> _STATED TASK_:
Each entry must be reproduced precisely as it stands.

** Start of GIVEN INFORMATION **

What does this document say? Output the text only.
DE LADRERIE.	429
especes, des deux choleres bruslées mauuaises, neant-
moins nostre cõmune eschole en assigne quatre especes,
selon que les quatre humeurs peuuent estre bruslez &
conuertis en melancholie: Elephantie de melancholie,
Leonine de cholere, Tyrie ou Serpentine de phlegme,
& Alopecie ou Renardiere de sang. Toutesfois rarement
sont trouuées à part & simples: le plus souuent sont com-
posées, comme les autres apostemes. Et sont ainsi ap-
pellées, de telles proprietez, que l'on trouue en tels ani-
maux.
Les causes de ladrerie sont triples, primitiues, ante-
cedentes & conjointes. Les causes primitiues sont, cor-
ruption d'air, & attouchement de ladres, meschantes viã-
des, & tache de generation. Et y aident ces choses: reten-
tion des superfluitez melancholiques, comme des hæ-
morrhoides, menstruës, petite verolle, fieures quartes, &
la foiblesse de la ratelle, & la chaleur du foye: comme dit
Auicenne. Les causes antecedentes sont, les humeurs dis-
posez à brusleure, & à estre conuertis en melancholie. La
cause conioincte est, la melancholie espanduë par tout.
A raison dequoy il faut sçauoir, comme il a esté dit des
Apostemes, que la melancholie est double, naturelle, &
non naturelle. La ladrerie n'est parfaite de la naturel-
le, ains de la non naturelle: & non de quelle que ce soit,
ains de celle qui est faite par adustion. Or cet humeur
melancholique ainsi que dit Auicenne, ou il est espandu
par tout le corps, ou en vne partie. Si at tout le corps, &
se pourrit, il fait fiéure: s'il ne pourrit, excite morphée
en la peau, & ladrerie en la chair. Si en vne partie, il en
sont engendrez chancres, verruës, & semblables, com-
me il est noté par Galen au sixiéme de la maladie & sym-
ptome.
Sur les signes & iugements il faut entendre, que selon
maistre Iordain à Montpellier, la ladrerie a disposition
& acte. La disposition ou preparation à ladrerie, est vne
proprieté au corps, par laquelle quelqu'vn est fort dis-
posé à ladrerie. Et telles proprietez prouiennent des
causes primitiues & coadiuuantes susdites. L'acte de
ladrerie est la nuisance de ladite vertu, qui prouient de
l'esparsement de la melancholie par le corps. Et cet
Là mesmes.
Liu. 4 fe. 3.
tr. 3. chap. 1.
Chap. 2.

** End of GIVEN INFORMATION **

> _SOLUTION FOR THIS PROBLEM_:
What does this document say? Output the text only.
DE LADRERIE.	429
especes, des deux choleres bruslées mauuaises, neant-
moins nostre cõmune eschole en assigne quatre especes,
selon que les quatre humeurs peuuent estre bruslez &
conuertis en melancholie: Elephantie de melancholie,
Leonine de cholere, Tyrie ou Serpentine de phlegme,
& Alopecie ou Renardiere de sang. Toutesfois rarement
sont trouuées à part & simples: le plus souuent sont com-
posées, comme les autres apostemes. Et sont ainsi ap-
pellées, de telles proprietez, que l'on trouue en tels ani-
maux.
Les causes de ladrerie sont triples, primitiues, ante-
cedentes & conjointes. Les causes primitiues sont, cor-
ruption d'air, & attouchement de ladres, meschantes viã-
des, & tache de generation. Et y aident ces choses: reten-
tion des superfluitez melancholiques, comme des hæ-
morrhoides, menstruës, petite verolle, fieures quartes, &
la foiblesse de la ratelle, & la chaleur du foye: comme dit
Auicenne. Les causes antecedentes sont, les humeurs dis-
posez à brusleure, & à estre conuertis en melancholie. La
cause conioincte est, la melancholie espanduë par tout.
A raison dequoy il faut sçauoir, comme il a esté dit des
Apostemes, que la melancholie est double, naturelle, &
non naturelle. La ladrerie n'est parfaite de la naturel-
le, ains de la non naturelle: & non de quelle que ce soit,
ains de celle qui est faite par adustion. Or cet humeur
melancholique ainsi que dit Auicenne, ou il est espandu
par tout le corps, ou en vne partie. Si at tout le corps, &
se pourrit, il fait fiéure: s'il ne pourrit, excite morphée
en la peau, & ladrerie en la chair. Si en vne partie, il en
sont engendrez chancres, verruës, & semblables, com-
me il est noté par Galen au sixiéme de la maladie & sym-
ptome.
Sur les signes & iugements il faut entendre, que selon
maistre Iordain à Montpellier, la ladrerie a disposition
& acte. La disposition ou preparation à ladrerie, est vne
proprieté au corps, par laquelle quelqu'vn est fort dis-
posé à ladrerie. Et telles proprietez prouiennent des
causes primitiues & coadiuuantes susdites. L'acte de
ladrerie est la nuisance de ladite vertu, qui prouient de
l'esparsement de la melancholie par le corps. Et cet
Là mesmes.
Liu. 4 fe. 3.
tr. 3. chap. 1.
Chap. 2.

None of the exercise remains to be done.